WORK INSTRUCTIONS:
Lines that hold the word "Microsoft" should be located and copied.

INPUT DATA:
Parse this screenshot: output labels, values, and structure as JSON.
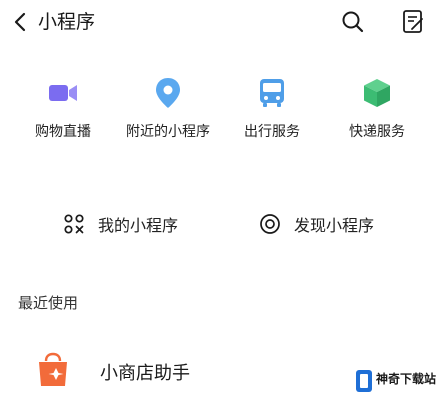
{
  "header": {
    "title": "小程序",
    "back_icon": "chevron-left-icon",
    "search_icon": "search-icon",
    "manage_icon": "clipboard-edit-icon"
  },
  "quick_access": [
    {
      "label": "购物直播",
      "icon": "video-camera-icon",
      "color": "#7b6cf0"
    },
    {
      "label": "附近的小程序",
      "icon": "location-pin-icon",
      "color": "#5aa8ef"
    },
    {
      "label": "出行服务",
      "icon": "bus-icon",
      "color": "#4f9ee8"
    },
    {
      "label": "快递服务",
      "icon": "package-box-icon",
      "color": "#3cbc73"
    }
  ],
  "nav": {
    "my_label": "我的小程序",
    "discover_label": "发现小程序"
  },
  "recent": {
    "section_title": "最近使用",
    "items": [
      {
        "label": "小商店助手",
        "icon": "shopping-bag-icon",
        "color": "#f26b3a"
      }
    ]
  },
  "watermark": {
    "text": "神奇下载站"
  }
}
...
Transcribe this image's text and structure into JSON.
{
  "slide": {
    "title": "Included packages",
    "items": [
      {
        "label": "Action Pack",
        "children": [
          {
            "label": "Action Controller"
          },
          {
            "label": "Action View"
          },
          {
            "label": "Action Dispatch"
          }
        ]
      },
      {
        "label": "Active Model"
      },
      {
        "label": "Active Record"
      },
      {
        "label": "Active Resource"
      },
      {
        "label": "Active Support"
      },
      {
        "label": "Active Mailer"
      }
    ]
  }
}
...
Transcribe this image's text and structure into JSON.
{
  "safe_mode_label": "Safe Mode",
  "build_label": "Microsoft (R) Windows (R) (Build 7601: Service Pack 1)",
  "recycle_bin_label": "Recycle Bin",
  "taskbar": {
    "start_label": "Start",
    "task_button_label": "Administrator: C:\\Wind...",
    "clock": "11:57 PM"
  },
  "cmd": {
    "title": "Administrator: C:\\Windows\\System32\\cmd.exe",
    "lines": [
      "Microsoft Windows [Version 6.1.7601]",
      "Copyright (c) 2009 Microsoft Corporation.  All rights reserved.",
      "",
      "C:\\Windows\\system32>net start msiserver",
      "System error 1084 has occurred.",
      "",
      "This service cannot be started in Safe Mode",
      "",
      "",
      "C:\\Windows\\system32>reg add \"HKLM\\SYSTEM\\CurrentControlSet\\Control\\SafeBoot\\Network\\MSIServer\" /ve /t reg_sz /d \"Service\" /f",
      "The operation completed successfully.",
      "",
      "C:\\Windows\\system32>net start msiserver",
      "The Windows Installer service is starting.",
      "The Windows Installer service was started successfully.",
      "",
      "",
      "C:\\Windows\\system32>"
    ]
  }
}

ANSWER TO THIS TASK:
  "build_label": "Microsoft (R) Windows (R) (Build 7601: Service Pack 1)",
      "Microsoft Windows [Version 6.1.7601]",
      "Copyright (c) 2009 Microsoft Corporation.  All rights reserved.",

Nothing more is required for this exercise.